Aim » Wherever the word "label" appears in a line, extract that line.

— Start Material supplied —

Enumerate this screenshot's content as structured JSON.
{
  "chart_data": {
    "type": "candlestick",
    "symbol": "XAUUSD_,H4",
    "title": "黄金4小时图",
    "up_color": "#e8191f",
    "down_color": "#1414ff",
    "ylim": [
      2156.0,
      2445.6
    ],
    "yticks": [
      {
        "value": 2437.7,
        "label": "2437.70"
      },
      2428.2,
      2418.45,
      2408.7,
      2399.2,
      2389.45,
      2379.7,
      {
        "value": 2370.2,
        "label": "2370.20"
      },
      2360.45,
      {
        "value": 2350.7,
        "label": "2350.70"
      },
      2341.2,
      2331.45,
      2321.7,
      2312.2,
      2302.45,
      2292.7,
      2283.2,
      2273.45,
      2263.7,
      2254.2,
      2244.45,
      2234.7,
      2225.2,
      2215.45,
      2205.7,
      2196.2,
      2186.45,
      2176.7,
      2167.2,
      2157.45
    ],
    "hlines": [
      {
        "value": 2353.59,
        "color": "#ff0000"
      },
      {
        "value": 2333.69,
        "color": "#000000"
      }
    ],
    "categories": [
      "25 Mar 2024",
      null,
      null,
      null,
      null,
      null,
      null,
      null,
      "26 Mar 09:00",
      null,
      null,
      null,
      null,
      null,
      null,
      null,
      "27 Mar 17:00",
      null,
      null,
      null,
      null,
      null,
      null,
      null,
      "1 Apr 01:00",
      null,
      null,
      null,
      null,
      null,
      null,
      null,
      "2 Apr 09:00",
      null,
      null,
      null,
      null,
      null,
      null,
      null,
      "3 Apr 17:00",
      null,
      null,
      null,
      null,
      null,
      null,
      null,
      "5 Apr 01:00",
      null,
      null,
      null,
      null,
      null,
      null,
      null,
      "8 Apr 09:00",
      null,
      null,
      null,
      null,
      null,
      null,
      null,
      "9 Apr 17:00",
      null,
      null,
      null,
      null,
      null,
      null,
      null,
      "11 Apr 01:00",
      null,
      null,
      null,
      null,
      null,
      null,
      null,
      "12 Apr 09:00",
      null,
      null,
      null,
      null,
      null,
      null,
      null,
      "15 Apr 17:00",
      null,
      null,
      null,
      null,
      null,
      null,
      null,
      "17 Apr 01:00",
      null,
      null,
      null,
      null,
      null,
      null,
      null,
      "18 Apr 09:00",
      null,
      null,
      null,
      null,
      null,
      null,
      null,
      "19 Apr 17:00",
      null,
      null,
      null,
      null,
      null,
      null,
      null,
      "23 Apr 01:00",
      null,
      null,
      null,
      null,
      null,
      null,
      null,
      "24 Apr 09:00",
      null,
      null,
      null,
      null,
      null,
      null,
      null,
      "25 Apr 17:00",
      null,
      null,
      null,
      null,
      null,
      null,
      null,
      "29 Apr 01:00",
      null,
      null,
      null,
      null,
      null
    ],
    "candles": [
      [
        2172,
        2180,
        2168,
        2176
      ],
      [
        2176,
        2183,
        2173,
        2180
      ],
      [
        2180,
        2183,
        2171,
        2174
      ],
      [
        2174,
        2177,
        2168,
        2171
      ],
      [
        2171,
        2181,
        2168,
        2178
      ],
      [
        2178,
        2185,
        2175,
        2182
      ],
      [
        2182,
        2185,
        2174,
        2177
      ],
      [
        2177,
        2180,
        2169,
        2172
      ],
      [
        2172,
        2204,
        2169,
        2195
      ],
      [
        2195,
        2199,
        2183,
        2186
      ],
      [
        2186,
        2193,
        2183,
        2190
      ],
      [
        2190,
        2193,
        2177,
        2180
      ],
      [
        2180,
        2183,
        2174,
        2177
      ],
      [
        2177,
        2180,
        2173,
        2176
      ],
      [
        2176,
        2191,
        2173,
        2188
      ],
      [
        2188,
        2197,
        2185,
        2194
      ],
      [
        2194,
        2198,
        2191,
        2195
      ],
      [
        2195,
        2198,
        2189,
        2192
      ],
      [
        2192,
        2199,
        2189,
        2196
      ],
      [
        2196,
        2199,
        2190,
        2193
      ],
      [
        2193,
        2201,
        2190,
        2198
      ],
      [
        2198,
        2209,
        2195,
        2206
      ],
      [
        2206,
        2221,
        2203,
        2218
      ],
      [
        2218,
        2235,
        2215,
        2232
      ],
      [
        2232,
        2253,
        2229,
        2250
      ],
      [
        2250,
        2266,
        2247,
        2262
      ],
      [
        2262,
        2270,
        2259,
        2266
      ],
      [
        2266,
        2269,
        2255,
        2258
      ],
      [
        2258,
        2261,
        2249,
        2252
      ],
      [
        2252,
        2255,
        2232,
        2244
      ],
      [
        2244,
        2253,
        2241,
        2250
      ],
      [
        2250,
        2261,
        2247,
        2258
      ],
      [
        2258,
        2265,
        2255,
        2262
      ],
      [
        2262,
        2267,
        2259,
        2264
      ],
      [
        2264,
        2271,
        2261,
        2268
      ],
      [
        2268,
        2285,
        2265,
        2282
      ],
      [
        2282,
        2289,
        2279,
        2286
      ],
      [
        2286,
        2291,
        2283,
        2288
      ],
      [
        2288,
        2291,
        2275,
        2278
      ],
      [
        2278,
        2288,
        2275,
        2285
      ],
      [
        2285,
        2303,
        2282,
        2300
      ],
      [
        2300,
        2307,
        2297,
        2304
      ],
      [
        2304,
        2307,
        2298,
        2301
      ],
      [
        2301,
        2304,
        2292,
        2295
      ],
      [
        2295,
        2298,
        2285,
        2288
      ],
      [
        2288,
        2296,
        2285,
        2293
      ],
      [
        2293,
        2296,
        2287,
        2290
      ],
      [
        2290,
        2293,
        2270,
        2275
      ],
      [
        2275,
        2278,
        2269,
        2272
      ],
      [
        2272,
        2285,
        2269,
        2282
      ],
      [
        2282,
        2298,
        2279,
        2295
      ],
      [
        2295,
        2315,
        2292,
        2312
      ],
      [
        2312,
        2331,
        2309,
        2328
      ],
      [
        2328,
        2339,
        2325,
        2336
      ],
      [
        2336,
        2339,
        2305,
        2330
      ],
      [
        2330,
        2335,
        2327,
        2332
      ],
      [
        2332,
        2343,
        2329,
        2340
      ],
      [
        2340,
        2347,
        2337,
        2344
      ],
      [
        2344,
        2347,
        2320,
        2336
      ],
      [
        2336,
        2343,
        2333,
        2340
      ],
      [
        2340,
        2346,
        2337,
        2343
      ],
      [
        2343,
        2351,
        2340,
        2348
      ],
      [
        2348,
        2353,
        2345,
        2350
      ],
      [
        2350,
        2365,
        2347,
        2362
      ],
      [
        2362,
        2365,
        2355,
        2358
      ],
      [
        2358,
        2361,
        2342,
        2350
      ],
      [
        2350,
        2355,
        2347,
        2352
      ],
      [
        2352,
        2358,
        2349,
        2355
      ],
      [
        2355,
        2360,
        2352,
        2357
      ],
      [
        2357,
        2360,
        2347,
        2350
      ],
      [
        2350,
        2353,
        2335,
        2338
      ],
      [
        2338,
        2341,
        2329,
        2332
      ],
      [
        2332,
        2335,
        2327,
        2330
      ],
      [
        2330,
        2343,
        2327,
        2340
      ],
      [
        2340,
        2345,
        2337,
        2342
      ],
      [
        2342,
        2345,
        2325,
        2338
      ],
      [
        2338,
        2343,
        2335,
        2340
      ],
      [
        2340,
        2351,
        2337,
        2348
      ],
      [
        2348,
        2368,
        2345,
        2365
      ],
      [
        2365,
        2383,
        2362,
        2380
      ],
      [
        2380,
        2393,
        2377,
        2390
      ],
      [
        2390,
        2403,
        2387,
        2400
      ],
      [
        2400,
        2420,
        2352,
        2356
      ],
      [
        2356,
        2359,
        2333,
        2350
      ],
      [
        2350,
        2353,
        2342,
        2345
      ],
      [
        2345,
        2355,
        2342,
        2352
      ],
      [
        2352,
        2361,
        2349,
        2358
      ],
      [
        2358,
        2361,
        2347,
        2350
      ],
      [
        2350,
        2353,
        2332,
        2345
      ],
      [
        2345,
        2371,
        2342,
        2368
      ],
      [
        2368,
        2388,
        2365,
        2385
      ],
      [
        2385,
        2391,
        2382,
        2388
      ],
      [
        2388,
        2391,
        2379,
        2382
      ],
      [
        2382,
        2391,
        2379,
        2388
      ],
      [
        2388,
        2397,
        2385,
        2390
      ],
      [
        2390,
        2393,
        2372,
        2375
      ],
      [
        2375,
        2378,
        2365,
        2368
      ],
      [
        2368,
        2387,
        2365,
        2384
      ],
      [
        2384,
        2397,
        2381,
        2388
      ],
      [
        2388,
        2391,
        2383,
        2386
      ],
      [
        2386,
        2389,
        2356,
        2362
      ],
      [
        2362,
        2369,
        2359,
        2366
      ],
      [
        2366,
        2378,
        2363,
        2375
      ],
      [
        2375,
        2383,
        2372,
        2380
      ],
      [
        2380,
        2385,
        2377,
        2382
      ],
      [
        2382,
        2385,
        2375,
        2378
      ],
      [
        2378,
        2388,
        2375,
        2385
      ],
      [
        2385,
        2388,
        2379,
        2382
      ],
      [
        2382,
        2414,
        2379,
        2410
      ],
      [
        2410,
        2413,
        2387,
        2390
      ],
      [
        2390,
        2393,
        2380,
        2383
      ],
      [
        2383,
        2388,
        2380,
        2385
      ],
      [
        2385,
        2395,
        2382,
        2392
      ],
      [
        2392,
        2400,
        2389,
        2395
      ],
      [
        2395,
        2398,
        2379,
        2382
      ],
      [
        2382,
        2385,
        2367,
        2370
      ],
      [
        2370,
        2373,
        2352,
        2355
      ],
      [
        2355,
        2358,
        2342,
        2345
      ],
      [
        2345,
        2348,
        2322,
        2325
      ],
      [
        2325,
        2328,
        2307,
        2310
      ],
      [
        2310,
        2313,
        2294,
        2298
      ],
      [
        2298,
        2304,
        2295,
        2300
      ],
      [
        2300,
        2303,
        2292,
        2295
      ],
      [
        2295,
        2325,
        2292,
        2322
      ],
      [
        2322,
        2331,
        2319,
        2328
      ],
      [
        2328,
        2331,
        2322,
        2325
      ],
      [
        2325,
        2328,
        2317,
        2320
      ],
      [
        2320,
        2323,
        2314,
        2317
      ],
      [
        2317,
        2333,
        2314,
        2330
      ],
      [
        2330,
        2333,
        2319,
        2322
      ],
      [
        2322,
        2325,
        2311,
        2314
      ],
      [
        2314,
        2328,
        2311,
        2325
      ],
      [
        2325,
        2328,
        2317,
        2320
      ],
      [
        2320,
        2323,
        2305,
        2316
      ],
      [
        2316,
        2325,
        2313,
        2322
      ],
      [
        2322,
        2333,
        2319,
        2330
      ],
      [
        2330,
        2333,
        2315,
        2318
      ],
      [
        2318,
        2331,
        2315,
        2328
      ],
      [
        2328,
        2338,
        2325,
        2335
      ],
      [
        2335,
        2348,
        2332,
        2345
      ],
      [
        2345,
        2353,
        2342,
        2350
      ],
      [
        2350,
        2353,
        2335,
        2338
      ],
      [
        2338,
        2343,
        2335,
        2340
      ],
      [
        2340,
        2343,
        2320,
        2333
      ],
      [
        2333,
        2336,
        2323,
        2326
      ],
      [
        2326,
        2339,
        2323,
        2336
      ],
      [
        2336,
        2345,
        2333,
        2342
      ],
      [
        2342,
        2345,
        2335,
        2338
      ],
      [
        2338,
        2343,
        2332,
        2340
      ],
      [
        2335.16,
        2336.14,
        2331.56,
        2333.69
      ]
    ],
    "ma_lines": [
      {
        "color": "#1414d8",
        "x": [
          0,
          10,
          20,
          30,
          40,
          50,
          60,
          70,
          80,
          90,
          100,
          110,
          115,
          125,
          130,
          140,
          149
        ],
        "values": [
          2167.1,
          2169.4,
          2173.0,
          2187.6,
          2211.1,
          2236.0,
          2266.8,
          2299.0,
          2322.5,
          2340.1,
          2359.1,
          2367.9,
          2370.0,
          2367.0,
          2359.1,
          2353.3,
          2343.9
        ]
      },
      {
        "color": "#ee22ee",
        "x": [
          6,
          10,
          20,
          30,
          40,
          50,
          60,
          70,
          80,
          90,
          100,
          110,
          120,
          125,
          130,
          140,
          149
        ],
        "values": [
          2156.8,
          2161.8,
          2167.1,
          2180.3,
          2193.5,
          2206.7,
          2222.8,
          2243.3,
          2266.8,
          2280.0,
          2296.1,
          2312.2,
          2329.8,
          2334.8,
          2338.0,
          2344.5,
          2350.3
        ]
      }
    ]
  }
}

— End Material supplied —

Written answer »
        "label": "2437.70"
        "label": "2370.20"
        "label": "2350.70"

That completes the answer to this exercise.